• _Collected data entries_
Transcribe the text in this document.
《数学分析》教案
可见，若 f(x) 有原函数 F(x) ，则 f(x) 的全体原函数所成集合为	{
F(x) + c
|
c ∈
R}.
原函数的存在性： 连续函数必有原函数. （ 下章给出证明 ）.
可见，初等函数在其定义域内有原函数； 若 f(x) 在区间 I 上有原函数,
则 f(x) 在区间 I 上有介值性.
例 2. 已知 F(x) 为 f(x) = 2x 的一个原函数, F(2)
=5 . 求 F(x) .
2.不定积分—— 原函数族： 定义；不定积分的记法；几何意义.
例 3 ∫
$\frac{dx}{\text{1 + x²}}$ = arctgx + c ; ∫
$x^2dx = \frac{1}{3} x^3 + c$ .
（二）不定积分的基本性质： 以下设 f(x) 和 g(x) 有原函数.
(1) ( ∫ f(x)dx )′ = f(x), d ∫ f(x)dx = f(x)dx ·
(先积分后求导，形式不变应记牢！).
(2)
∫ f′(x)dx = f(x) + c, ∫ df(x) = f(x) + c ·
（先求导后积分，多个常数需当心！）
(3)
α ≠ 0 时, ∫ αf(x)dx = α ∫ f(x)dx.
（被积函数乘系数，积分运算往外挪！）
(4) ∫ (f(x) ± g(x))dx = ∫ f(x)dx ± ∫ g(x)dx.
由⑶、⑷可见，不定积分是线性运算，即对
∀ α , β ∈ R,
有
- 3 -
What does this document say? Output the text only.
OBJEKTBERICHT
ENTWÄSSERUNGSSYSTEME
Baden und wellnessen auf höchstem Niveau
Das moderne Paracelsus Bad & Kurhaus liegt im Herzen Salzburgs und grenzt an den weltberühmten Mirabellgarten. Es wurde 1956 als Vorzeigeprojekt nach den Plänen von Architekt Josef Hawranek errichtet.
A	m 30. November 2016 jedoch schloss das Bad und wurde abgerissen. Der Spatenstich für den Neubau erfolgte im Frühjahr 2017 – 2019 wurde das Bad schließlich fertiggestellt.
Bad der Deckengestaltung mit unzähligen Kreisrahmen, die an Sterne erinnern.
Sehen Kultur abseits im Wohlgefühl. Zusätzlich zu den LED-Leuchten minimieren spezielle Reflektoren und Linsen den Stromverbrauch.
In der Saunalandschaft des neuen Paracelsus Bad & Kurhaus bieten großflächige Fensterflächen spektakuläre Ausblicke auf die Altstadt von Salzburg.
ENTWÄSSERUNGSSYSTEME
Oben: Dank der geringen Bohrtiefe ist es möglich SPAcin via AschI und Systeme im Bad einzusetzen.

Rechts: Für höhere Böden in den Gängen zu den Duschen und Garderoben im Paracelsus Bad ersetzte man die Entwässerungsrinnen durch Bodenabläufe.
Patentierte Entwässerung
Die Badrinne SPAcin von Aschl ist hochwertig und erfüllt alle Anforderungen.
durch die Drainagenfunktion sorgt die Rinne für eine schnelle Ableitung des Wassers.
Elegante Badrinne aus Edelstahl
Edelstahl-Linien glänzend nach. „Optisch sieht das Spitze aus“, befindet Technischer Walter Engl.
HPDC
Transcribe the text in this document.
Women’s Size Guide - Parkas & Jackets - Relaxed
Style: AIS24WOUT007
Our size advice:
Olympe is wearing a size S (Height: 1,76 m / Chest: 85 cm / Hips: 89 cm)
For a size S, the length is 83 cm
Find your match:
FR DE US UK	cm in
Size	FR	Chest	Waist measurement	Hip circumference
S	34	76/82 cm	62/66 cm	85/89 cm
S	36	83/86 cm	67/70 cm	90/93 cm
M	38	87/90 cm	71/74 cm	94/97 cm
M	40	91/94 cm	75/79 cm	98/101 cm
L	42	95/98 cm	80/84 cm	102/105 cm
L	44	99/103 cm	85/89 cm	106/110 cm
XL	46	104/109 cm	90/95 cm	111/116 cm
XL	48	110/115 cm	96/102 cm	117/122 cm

• _SHORT PROBLEM_
Can you restate every record above word for word?

• _RESULT BELOW_
Transcribe the text in this document.
《数学分析》教案
可见，若 f(x) 有原函数 F(x) ，则 f(x) 的全体原函数所成集合为	{
F(x) + c
|
c ∈
R}.
原函数的存在性： 连续函数必有原函数. （ 下章给出证明 ）.
可见，初等函数在其定义域内有原函数； 若 f(x) 在区间 I 上有原函数,
则 f(x) 在区间 I 上有介值性.
例 2. 已知 F(x) 为 f(x) = 2x 的一个原函数, F(2)
=5 . 求 F(x) .
2.不定积分—— 原函数族： 定义；不定积分的记法；几何意义.
例 3 ∫
$\frac{dx}{\text{1 + x²}}$ = arctgx + c ; ∫
$x^2dx = \frac{1}{3} x^3 + c$ .
（二）不定积分的基本性质： 以下设 f(x) 和 g(x) 有原函数.
(1) ( ∫ f(x)dx )′ = f(x), d ∫ f(x)dx = f(x)dx ·
(先积分后求导，形式不变应记牢！).
(2)
∫ f′(x)dx = f(x) + c, ∫ df(x) = f(x) + c ·
（先求导后积分，多个常数需当心！）
(3)
α ≠ 0 时, ∫ αf(x)dx = α ∫ f(x)dx.
（被积函数乘系数，积分运算往外挪！）
(4) ∫ (f(x) ± g(x))dx = ∫ f(x)dx ± ∫ g(x)dx.
由⑶、⑷可见，不定积分是线性运算，即对
∀ α , β ∈ R,
有
- 3 -
What does this document say? Output the text only.
OBJEKTBERICHT
ENTWÄSSERUNGSSYSTEME
Baden und wellnessen auf höchstem Niveau
Das moderne Paracelsus Bad & Kurhaus liegt im Herzen Salzburgs und grenzt an den weltberühmten Mirabellgarten. Es wurde 1956 als Vorzeigeprojekt nach den Plänen von Architekt Josef Hawranek errichtet.
A	m 30. November 2016 jedoch schloss das Bad und wurde abgerissen. Der Spatenstich für den Neubau erfolgte im Frühjahr 2017 – 2019 wurde das Bad schließlich fertiggestellt.
Bad der Deckengestaltung mit unzähligen Kreisrahmen, die an Sterne erinnern.
Sehen Kultur abseits im Wohlgefühl. Zusätzlich zu den LED-Leuchten minimieren spezielle Reflektoren und Linsen den Stromverbrauch.
In der Saunalandschaft des neuen Paracelsus Bad & Kurhaus bieten großflächige Fensterflächen spektakuläre Ausblicke auf die Altstadt von Salzburg.
ENTWÄSSERUNGSSYSTEME
Oben: Dank der geringen Bohrtiefe ist es möglich SPAcin via AschI und Systeme im Bad einzusetzen.

Rechts: Für höhere Böden in den Gängen zu den Duschen und Garderoben im Paracelsus Bad ersetzte man die Entwässerungsrinnen durch Bodenabläufe.
Patentierte Entwässerung
Die Badrinne SPAcin von Aschl ist hochwertig und erfüllt alle Anforderungen.
durch die Drainagenfunktion sorgt die Rinne für eine schnelle Ableitung des Wassers.
Elegante Badrinne aus Edelstahl
Edelstahl-Linien glänzend nach. „Optisch sieht das Spitze aus“, befindet Technischer Walter Engl.
HPDC
Transcribe the text in this document.
Women’s Size Guide - Parkas & Jackets - Relaxed
Style: AIS24WOUT007
Our size advice:
Olympe is wearing a size S (Height: 1,76 m / Chest: 85 cm / Hips: 89 cm)
For a size S, the length is 83 cm
Find your match:
FR DE US UK	cm in
Size	FR	Chest	Waist measurement	Hip circumference
S	34	76/82 cm	62/66 cm	85/89 cm
S	36	83/86 cm	67/70 cm	90/93 cm
M	38	87/90 cm	71/74 cm	94/97 cm
M	40	91/94 cm	75/79 cm	98/101 cm
L	42	95/98 cm	80/84 cm	102/105 cm
L	44	99/103 cm	85/89 cm	106/110 cm
XL	46	104/109 cm	90/95 cm	111/116 cm
XL	48	110/115 cm	96/102 cm	117/122 cm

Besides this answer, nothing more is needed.